◆ Work required ◆
Restate all of the data exactly.

• • • •

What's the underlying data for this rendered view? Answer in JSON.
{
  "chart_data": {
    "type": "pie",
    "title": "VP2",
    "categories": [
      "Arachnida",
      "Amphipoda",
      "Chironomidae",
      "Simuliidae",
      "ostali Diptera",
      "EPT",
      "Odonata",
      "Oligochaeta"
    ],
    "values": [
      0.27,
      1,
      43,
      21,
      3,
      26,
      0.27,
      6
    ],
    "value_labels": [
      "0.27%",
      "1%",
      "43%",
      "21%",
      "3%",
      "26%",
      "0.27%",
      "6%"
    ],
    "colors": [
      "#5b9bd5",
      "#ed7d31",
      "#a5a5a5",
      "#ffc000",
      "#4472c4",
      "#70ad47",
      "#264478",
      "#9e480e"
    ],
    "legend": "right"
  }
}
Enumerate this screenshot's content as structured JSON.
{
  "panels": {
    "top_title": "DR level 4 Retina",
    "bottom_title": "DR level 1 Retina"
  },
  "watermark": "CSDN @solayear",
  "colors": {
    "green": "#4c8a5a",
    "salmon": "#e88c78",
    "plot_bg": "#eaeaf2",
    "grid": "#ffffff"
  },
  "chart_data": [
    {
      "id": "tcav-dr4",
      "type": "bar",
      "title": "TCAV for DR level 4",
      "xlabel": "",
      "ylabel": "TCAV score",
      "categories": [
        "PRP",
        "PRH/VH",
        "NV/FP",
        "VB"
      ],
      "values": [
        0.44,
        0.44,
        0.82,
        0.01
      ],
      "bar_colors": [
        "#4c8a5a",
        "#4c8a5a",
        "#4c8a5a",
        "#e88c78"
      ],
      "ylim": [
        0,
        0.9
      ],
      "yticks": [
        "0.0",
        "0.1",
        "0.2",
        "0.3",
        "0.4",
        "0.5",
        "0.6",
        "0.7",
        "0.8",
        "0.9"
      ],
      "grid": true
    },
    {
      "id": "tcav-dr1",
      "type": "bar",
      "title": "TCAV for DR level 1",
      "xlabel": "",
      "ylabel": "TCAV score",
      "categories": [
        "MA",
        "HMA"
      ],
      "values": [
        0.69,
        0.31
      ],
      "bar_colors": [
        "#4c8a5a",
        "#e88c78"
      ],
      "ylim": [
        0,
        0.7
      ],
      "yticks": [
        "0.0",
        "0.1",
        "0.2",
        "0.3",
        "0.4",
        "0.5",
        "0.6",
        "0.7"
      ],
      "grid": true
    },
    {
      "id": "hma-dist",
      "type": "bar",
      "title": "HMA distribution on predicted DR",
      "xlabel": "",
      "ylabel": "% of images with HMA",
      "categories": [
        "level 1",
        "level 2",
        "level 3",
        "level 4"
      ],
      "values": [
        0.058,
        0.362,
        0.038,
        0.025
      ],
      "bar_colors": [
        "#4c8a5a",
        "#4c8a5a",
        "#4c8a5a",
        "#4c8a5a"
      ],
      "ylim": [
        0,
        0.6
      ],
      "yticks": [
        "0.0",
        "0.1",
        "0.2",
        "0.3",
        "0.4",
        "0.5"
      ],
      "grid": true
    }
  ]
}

• • • •

◆ Task solution ◆
What's the underlying data for this rendered view? Answer in JSON.
{
  "chart_data": {
    "type": "pie",
    "title": "VP2",
    "categories": [
      "Arachnida",
      "Amphipoda",
      "Chironomidae",
      "Simuliidae",
      "ostali Diptera",
      "EPT",
      "Odonata",
      "Oligochaeta"
    ],
    "values": [
      0.27,
      1,
      43,
      21,
      3,
      26,
      0.27,
      6
    ],
    "value_labels": [
      "0.27%",
      "1%",
      "43%",
      "21%",
      "3%",
      "26%",
      "0.27%",
      "6%"
    ],
    "colors": [
      "#5b9bd5",
      "#ed7d31",
      "#a5a5a5",
      "#ffc000",
      "#4472c4",
      "#70ad47",
      "#264478",
      "#9e480e"
    ],
    "legend": "right"
  }
}
Enumerate this screenshot's content as structured JSON.
{
  "panels": {
    "top_title": "DR level 4 Retina",
    "bottom_title": "DR level 1 Retina"
  },
  "watermark": "CSDN @solayear",
  "colors": {
    "green": "#4c8a5a",
    "salmon": "#e88c78",
    "plot_bg": "#eaeaf2",
    "grid": "#ffffff"
  },
  "chart_data": [
    {
      "id": "tcav-dr4",
      "type": "bar",
      "title": "TCAV for DR level 4",
      "xlabel": "",
      "ylabel": "TCAV score",
      "categories": [
        "PRP",
        "PRH/VH",
        "NV/FP",
        "VB"
      ],
      "values": [
        0.44,
        0.44,
        0.82,
        0.01
      ],
      "bar_colors": [
        "#4c8a5a",
        "#4c8a5a",
        "#4c8a5a",
        "#e88c78"
      ],
      "ylim": [
        0,
        0.9
      ],
      "yticks": [
        "0.0",
        "0.1",
        "0.2",
        "0.3",
        "0.4",
        "0.5",
        "0.6",
        "0.7",
        "0.8",
        "0.9"
      ],
      "grid": true
    },
    {
      "id": "tcav-dr1",
      "type": "bar",
      "title": "TCAV for DR level 1",
      "xlabel": "",
      "ylabel": "TCAV score",
      "categories": [
        "MA",
        "HMA"
      ],
      "values": [
        0.69,
        0.31
      ],
      "bar_colors": [
        "#4c8a5a",
        "#e88c78"
      ],
      "ylim": [
        0,
        0.7
      ],
      "yticks": [
        "0.0",
        "0.1",
        "0.2",
        "0.3",
        "0.4",
        "0.5",
        "0.6",
        "0.7"
      ],
      "grid": true
    },
    {
      "id": "hma-dist",
      "type": "bar",
      "title": "HMA distribution on predicted DR",
      "xlabel": "",
      "ylabel": "% of images with HMA",
      "categories": [
        "level 1",
        "level 2",
        "level 3",
        "level 4"
      ],
      "values": [
        0.058,
        0.362,
        0.038,
        0.025
      ],
      "bar_colors": [
        "#4c8a5a",
        "#4c8a5a",
        "#4c8a5a",
        "#4c8a5a"
      ],
      "ylim": [
        0,
        0.6
      ],
      "yticks": [
        "0.0",
        "0.1",
        "0.2",
        "0.3",
        "0.4",
        "0.5"
      ],
      "grid": true
    }
  ]
}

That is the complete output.